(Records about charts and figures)
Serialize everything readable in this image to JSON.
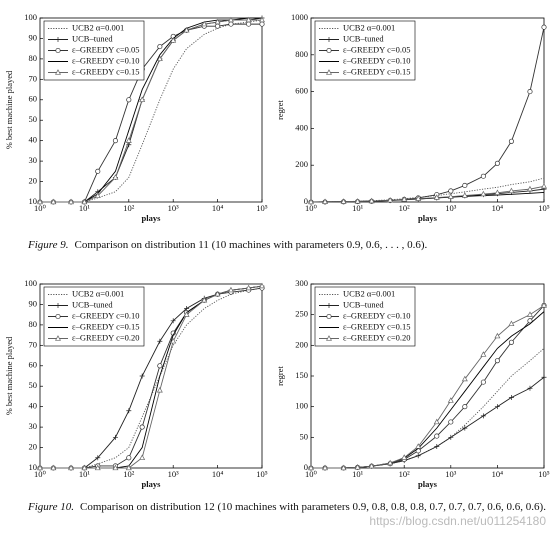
{
  "chart_data": [
    {
      "type": "line",
      "xlabel": "plays",
      "ylabel": "% best machine played",
      "xscale": "log",
      "x": [
        1,
        2,
        5,
        10,
        20,
        50,
        100,
        200,
        500,
        1000,
        2000,
        5000,
        10000,
        20000,
        50000,
        100000
      ],
      "xlim": [
        1,
        100000
      ],
      "xticks": [
        {
          "value": 1,
          "label": "10⁰"
        },
        {
          "value": 10,
          "label": "10¹"
        },
        {
          "value": 100,
          "label": "10²"
        },
        {
          "value": 1000,
          "label": "10³"
        },
        {
          "value": 10000,
          "label": "10⁴"
        },
        {
          "value": 100000,
          "label": "10⁵"
        }
      ],
      "ylim": [
        10,
        100
      ],
      "yticks": [
        10,
        20,
        30,
        40,
        50,
        60,
        70,
        80,
        90,
        100
      ],
      "legend": "upper left",
      "series": [
        {
          "name": "UCB2 α=0.001",
          "color": "#555555",
          "dash": "dotted",
          "marker": "none",
          "values": [
            10,
            10,
            10,
            10,
            12,
            15,
            22,
            38,
            60,
            75,
            85,
            92,
            95,
            97,
            98,
            99
          ]
        },
        {
          "name": "UCB–tuned",
          "color": "#222222",
          "dash": "solid",
          "marker": "plus",
          "values": [
            10,
            10,
            10,
            10,
            15,
            22,
            38,
            60,
            80,
            89,
            94,
            97,
            98,
            99,
            99,
            100
          ]
        },
        {
          "name": "ε–GREEDY c=0.05",
          "color": "#333333",
          "dash": "solid",
          "marker": "circle",
          "values": [
            10,
            10,
            10,
            10,
            25,
            40,
            60,
            75,
            86,
            91,
            94,
            96,
            96,
            97,
            97,
            97
          ]
        },
        {
          "name": "ε–GREEDY c=0.10",
          "color": "#000000",
          "dash": "solid",
          "marker": "none",
          "values": [
            10,
            10,
            10,
            10,
            14,
            25,
            45,
            65,
            82,
            90,
            95,
            98,
            99,
            99,
            100,
            100
          ]
        },
        {
          "name": "ε–GREEDY c=0.15",
          "color": "#666666",
          "dash": "solid",
          "marker": "triangle",
          "values": [
            10,
            10,
            10,
            10,
            13,
            22,
            40,
            60,
            80,
            89,
            94,
            97,
            98,
            99,
            99,
            99
          ]
        }
      ]
    },
    {
      "type": "line",
      "xlabel": "plays",
      "ylabel": "regret",
      "xscale": "log",
      "x": [
        1,
        2,
        5,
        10,
        20,
        50,
        100,
        200,
        500,
        1000,
        2000,
        5000,
        10000,
        20000,
        50000,
        100000
      ],
      "xlim": [
        1,
        100000
      ],
      "xticks": [
        {
          "value": 1,
          "label": "10⁰"
        },
        {
          "value": 10,
          "label": "10¹"
        },
        {
          "value": 100,
          "label": "10²"
        },
        {
          "value": 1000,
          "label": "10³"
        },
        {
          "value": 10000,
          "label": "10⁴"
        },
        {
          "value": 100000,
          "label": "10⁵"
        }
      ],
      "ylim": [
        0,
        1000
      ],
      "yticks": [
        0,
        200,
        400,
        600,
        800,
        1000
      ],
      "legend": "upper left",
      "series": [
        {
          "name": "UCB2 α=0.001",
          "color": "#555555",
          "dash": "dotted",
          "marker": "none",
          "values": [
            0,
            1,
            2,
            4,
            7,
            12,
            18,
            25,
            35,
            45,
            55,
            70,
            80,
            95,
            110,
            130
          ]
        },
        {
          "name": "UCB–tuned",
          "color": "#222222",
          "dash": "solid",
          "marker": "plus",
          "values": [
            0,
            1,
            2,
            3,
            5,
            8,
            12,
            16,
            22,
            28,
            33,
            40,
            45,
            52,
            60,
            70
          ]
        },
        {
          "name": "ε–GREEDY c=0.05",
          "color": "#333333",
          "dash": "solid",
          "marker": "circle",
          "values": [
            0,
            0,
            1,
            2,
            4,
            8,
            14,
            22,
            40,
            60,
            90,
            140,
            210,
            330,
            600,
            950
          ]
        },
        {
          "name": "ε–GREEDY c=0.10",
          "color": "#000000",
          "dash": "solid",
          "marker": "none",
          "values": [
            0,
            1,
            2,
            3,
            5,
            9,
            13,
            17,
            22,
            26,
            30,
            35,
            38,
            42,
            47,
            52
          ]
        },
        {
          "name": "ε–GREEDY c=0.15",
          "color": "#666666",
          "dash": "solid",
          "marker": "triangle",
          "values": [
            0,
            1,
            2,
            3,
            5,
            9,
            14,
            18,
            24,
            29,
            35,
            43,
            50,
            60,
            70,
            85
          ]
        }
      ]
    },
    {
      "type": "line",
      "xlabel": "plays",
      "ylabel": "% best machine played",
      "xscale": "log",
      "x": [
        1,
        2,
        5,
        10,
        20,
        50,
        100,
        200,
        500,
        1000,
        2000,
        5000,
        10000,
        20000,
        50000,
        100000
      ],
      "xlim": [
        1,
        100000
      ],
      "xticks": [
        {
          "value": 1,
          "label": "10⁰"
        },
        {
          "value": 10,
          "label": "10¹"
        },
        {
          "value": 100,
          "label": "10²"
        },
        {
          "value": 1000,
          "label": "10³"
        },
        {
          "value": 10000,
          "label": "10⁴"
        },
        {
          "value": 100000,
          "label": "10⁵"
        }
      ],
      "ylim": [
        10,
        100
      ],
      "yticks": [
        10,
        20,
        30,
        40,
        50,
        60,
        70,
        80,
        90,
        100
      ],
      "legend": "upper left",
      "series": [
        {
          "name": "UCB2 α=0.001",
          "color": "#555555",
          "dash": "dotted",
          "marker": "none",
          "values": [
            10,
            10,
            10,
            10,
            12,
            15,
            20,
            35,
            55,
            70,
            80,
            88,
            92,
            95,
            97,
            98
          ]
        },
        {
          "name": "UCB–tuned",
          "color": "#222222",
          "dash": "solid",
          "marker": "plus",
          "values": [
            10,
            10,
            10,
            10,
            15,
            25,
            38,
            55,
            72,
            82,
            88,
            93,
            95,
            97,
            98,
            99
          ]
        },
        {
          "name": "ε–GREEDY c=0.10",
          "color": "#333333",
          "dash": "solid",
          "marker": "circle",
          "values": [
            10,
            10,
            10,
            10,
            11,
            11,
            15,
            30,
            60,
            76,
            86,
            92,
            95,
            96,
            97,
            98
          ]
        },
        {
          "name": "ε–GREEDY c=0.15",
          "color": "#000000",
          "dash": "solid",
          "marker": "none",
          "values": [
            10,
            10,
            10,
            10,
            10,
            10,
            11,
            20,
            55,
            75,
            86,
            92,
            95,
            97,
            98,
            99
          ]
        },
        {
          "name": "ε–GREEDY c=0.20",
          "color": "#666666",
          "dash": "solid",
          "marker": "triangle",
          "values": [
            10,
            10,
            10,
            10,
            10,
            10,
            10,
            15,
            48,
            72,
            85,
            92,
            95,
            97,
            98,
            99
          ]
        }
      ]
    },
    {
      "type": "line",
      "xlabel": "plays",
      "ylabel": "regret",
      "xscale": "log",
      "x": [
        1,
        2,
        5,
        10,
        20,
        50,
        100,
        200,
        500,
        1000,
        2000,
        5000,
        10000,
        20000,
        50000,
        100000
      ],
      "xlim": [
        1,
        100000
      ],
      "xticks": [
        {
          "value": 1,
          "label": "10⁰"
        },
        {
          "value": 10,
          "label": "10¹"
        },
        {
          "value": 100,
          "label": "10²"
        },
        {
          "value": 1000,
          "label": "10³"
        },
        {
          "value": 10000,
          "label": "10⁴"
        },
        {
          "value": 100000,
          "label": "10⁵"
        }
      ],
      "ylim": [
        0,
        300
      ],
      "yticks": [
        0,
        50,
        100,
        150,
        200,
        250,
        300
      ],
      "legend": "upper left",
      "series": [
        {
          "name": "UCB2 α=0.001",
          "color": "#555555",
          "dash": "dotted",
          "marker": "none",
          "values": [
            0,
            0,
            0,
            1,
            3,
            7,
            12,
            20,
            35,
            50,
            70,
            100,
            125,
            150,
            175,
            195
          ]
        },
        {
          "name": "UCB–tuned",
          "color": "#222222",
          "dash": "solid",
          "marker": "plus",
          "values": [
            0,
            0,
            0,
            1,
            3,
            7,
            12,
            20,
            35,
            50,
            65,
            85,
            100,
            115,
            130,
            148
          ]
        },
        {
          "name": "ε–GREEDY c=0.10",
          "color": "#333333",
          "dash": "solid",
          "marker": "circle",
          "values": [
            0,
            0,
            0,
            1,
            3,
            7,
            14,
            28,
            52,
            75,
            100,
            140,
            175,
            205,
            240,
            265
          ]
        },
        {
          "name": "ε–GREEDY c=0.15",
          "color": "#000000",
          "dash": "solid",
          "marker": "none",
          "values": [
            0,
            0,
            0,
            1,
            3,
            8,
            16,
            32,
            65,
            95,
            125,
            165,
            195,
            215,
            235,
            255
          ]
        },
        {
          "name": "ε–GREEDY c=0.20",
          "color": "#666666",
          "dash": "solid",
          "marker": "triangle",
          "values": [
            0,
            0,
            0,
            1,
            3,
            8,
            17,
            35,
            75,
            110,
            145,
            185,
            215,
            235,
            250,
            265
          ]
        }
      ]
    }
  ],
  "captions": [
    {
      "label": "Figure 9.",
      "text": "Comparison on distribution 11 (10 machines with parameters 0.9, 0.6, . . . , 0.6)."
    },
    {
      "label": "Figure 10.",
      "text": "Comparison on distribution 12 (10 machines with parameters 0.9, 0.8, 0.8, 0.8, 0.7, 0.7, 0.7, 0.6, 0.6, 0.6)."
    }
  ],
  "watermark": "https://blog.csdn.net/u011254180"
}
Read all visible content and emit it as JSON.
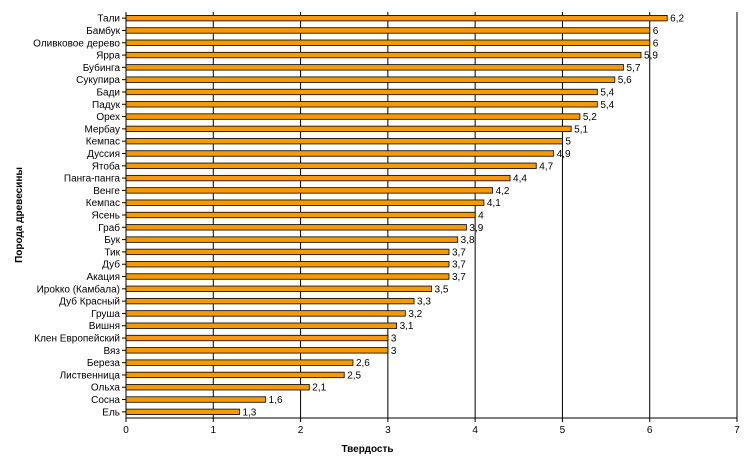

● **What to produce**: Go through the material above and copy each line that has the word "distribution".

● **Solution for this exercise**:
      "text": "Comparison on distribution 11 (10 machines with parameters 0.9, 0.6, . . . , 0.6)."
      "text": "Comparison on distribution 12 (10 machines with parameters 0.9, 0.8, 0.8, 0.8, 0.7, 0.7, 0.7, 0.6, 0.6, 0.6)."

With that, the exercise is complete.